Input:
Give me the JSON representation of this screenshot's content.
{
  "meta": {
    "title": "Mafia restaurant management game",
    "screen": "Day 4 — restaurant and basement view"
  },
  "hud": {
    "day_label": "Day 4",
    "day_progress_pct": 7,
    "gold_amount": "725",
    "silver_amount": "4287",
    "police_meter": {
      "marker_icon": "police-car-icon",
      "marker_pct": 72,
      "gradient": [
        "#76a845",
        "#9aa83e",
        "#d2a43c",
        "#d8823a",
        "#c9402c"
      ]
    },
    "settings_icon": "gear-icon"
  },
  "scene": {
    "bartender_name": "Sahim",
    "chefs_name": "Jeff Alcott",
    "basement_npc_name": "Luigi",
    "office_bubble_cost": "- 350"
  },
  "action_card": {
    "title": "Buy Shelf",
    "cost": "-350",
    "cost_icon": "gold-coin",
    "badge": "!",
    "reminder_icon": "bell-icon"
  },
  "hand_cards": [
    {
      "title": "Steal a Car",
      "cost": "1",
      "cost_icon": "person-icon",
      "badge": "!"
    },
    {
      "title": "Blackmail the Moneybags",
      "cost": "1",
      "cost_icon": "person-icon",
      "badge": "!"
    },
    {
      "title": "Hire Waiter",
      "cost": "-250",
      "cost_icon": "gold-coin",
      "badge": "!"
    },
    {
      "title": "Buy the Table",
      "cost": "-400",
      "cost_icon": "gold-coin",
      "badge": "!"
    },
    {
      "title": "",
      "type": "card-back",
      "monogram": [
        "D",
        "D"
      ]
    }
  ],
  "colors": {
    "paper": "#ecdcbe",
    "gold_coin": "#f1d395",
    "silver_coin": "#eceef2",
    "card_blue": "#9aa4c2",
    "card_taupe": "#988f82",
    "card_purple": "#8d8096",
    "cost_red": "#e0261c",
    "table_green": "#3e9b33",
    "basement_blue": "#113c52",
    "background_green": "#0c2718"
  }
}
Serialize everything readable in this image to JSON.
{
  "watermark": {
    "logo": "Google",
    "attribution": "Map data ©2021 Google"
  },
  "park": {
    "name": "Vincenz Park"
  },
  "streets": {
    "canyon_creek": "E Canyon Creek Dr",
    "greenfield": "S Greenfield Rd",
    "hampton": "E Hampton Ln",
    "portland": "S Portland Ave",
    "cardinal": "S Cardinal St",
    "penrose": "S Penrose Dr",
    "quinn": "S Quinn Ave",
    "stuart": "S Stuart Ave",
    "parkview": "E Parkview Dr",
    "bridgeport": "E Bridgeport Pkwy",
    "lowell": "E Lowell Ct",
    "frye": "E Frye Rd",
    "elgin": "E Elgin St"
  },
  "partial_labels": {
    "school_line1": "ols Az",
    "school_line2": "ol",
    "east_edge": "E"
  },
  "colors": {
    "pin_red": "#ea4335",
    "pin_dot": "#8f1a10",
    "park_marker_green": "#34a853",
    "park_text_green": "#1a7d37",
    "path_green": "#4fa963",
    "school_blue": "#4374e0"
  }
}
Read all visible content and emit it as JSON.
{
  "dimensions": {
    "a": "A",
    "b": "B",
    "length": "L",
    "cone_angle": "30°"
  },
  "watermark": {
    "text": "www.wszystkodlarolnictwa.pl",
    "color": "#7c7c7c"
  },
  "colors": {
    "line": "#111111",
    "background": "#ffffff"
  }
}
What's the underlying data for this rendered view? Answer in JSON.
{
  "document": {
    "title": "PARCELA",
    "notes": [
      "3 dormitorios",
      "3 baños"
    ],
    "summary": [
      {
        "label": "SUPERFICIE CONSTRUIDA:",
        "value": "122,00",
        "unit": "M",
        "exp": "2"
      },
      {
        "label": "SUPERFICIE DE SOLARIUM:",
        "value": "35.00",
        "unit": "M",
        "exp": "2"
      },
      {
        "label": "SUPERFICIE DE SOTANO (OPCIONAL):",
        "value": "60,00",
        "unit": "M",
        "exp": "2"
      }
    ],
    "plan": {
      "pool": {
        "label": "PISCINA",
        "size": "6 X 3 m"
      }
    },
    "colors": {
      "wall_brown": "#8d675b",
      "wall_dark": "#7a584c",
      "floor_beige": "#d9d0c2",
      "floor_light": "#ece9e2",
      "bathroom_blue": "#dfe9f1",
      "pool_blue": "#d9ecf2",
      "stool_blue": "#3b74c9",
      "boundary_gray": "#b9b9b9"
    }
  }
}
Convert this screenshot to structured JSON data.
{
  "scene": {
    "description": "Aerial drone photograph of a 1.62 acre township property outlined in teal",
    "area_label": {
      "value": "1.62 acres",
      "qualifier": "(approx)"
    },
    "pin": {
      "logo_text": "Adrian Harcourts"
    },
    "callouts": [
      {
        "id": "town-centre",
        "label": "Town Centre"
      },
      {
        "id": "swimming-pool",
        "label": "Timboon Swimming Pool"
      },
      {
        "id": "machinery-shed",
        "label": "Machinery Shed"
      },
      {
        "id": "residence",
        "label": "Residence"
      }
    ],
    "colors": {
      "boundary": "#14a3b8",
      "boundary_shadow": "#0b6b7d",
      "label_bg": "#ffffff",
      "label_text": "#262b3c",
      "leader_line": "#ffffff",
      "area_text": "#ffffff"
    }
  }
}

Set task: Extract the listing in its entirety and repeat it exactly.

Final result:
Give me the JSON representation of this screenshot's content.
{
  "meta": {
    "title": "Mafia restaurant management game",
    "screen": "Day 4 — restaurant and basement view"
  },
  "hud": {
    "day_label": "Day 4",
    "day_progress_pct": 7,
    "gold_amount": "725",
    "silver_amount": "4287",
    "police_meter": {
      "marker_icon": "police-car-icon",
      "marker_pct": 72,
      "gradient": [
        "#76a845",
        "#9aa83e",
        "#d2a43c",
        "#d8823a",
        "#c9402c"
      ]
    },
    "settings_icon": "gear-icon"
  },
  "scene": {
    "bartender_name": "Sahim",
    "chefs_name": "Jeff Alcott",
    "basement_npc_name": "Luigi",
    "office_bubble_cost": "- 350"
  },
  "action_card": {
    "title": "Buy Shelf",
    "cost": "-350",
    "cost_icon": "gold-coin",
    "badge": "!",
    "reminder_icon": "bell-icon"
  },
  "hand_cards": [
    {
      "title": "Steal a Car",
      "cost": "1",
      "cost_icon": "person-icon",
      "badge": "!"
    },
    {
      "title": "Blackmail the Moneybags",
      "cost": "1",
      "cost_icon": "person-icon",
      "badge": "!"
    },
    {
      "title": "Hire Waiter",
      "cost": "-250",
      "cost_icon": "gold-coin",
      "badge": "!"
    },
    {
      "title": "Buy the Table",
      "cost": "-400",
      "cost_icon": "gold-coin",
      "badge": "!"
    },
    {
      "title": "",
      "type": "card-back",
      "monogram": [
        "D",
        "D"
      ]
    }
  ],
  "colors": {
    "paper": "#ecdcbe",
    "gold_coin": "#f1d395",
    "silver_coin": "#eceef2",
    "card_blue": "#9aa4c2",
    "card_taupe": "#988f82",
    "card_purple": "#8d8096",
    "cost_red": "#e0261c",
    "table_green": "#3e9b33",
    "basement_blue": "#113c52",
    "background_green": "#0c2718"
  }
}
Serialize everything readable in this image to JSON.
{
  "watermark": {
    "logo": "Google",
    "attribution": "Map data ©2021 Google"
  },
  "park": {
    "name": "Vincenz Park"
  },
  "streets": {
    "canyon_creek": "E Canyon Creek Dr",
    "greenfield": "S Greenfield Rd",
    "hampton": "E Hampton Ln",
    "portland": "S Portland Ave",
    "cardinal": "S Cardinal St",
    "penrose": "S Penrose Dr",
    "quinn": "S Quinn Ave",
    "stuart": "S Stuart Ave",
    "parkview": "E Parkview Dr",
    "bridgeport": "E Bridgeport Pkwy",
    "lowell": "E Lowell Ct",
    "frye": "E Frye Rd",
    "elgin": "E Elgin St"
  },
  "partial_labels": {
    "school_line1": "ols Az",
    "school_line2": "ol",
    "east_edge": "E"
  },
  "colors": {
    "pin_red": "#ea4335",
    "pin_dot": "#8f1a10",
    "park_marker_green": "#34a853",
    "park_text_green": "#1a7d37",
    "path_green": "#4fa963",
    "school_blue": "#4374e0"
  }
}
Read all visible content and emit it as JSON.
{
  "dimensions": {
    "a": "A",
    "b": "B",
    "length": "L",
    "cone_angle": "30°"
  },
  "watermark": {
    "text": "www.wszystkodlarolnictwa.pl",
    "color": "#7c7c7c"
  },
  "colors": {
    "line": "#111111",
    "background": "#ffffff"
  }
}
What's the underlying data for this rendered view? Answer in JSON.
{
  "document": {
    "title": "PARCELA",
    "notes": [
      "3 dormitorios",
      "3 baños"
    ],
    "summary": [
      {
        "label": "SUPERFICIE CONSTRUIDA:",
        "value": "122,00",
        "unit": "M",
        "exp": "2"
      },
      {
        "label": "SUPERFICIE DE SOLARIUM:",
        "value": "35.00",
        "unit": "M",
        "exp": "2"
      },
      {
        "label": "SUPERFICIE DE SOTANO (OPCIONAL):",
        "value": "60,00",
        "unit": "M",
        "exp": "2"
      }
    ],
    "plan": {
      "pool": {
        "label": "PISCINA",
        "size": "6 X 3 m"
      }
    },
    "colors": {
      "wall_brown": "#8d675b",
      "wall_dark": "#7a584c",
      "floor_beige": "#d9d0c2",
      "floor_light": "#ece9e2",
      "bathroom_blue": "#dfe9f1",
      "pool_blue": "#d9ecf2",
      "stool_blue": "#3b74c9",
      "boundary_gray": "#b9b9b9"
    }
  }
}
Convert this screenshot to structured JSON data.
{
  "scene": {
    "description": "Aerial drone photograph of a 1.62 acre township property outlined in teal",
    "area_label": {
      "value": "1.62 acres",
      "qualifier": "(approx)"
    },
    "pin": {
      "logo_text": "Adrian Harcourts"
    },
    "callouts": [
      {
        "id": "town-centre",
        "label": "Town Centre"
      },
      {
        "id": "swimming-pool",
        "label": "Timboon Swimming Pool"
      },
      {
        "id": "machinery-shed",
        "label": "Machinery Shed"
      },
      {
        "id": "residence",
        "label": "Residence"
      }
    ],
    "colors": {
      "boundary": "#14a3b8",
      "boundary_shadow": "#0b6b7d",
      "label_bg": "#ffffff",
      "label_text": "#262b3c",
      "leader_line": "#ffffff",
      "area_text": "#ffffff"
    }
  }
}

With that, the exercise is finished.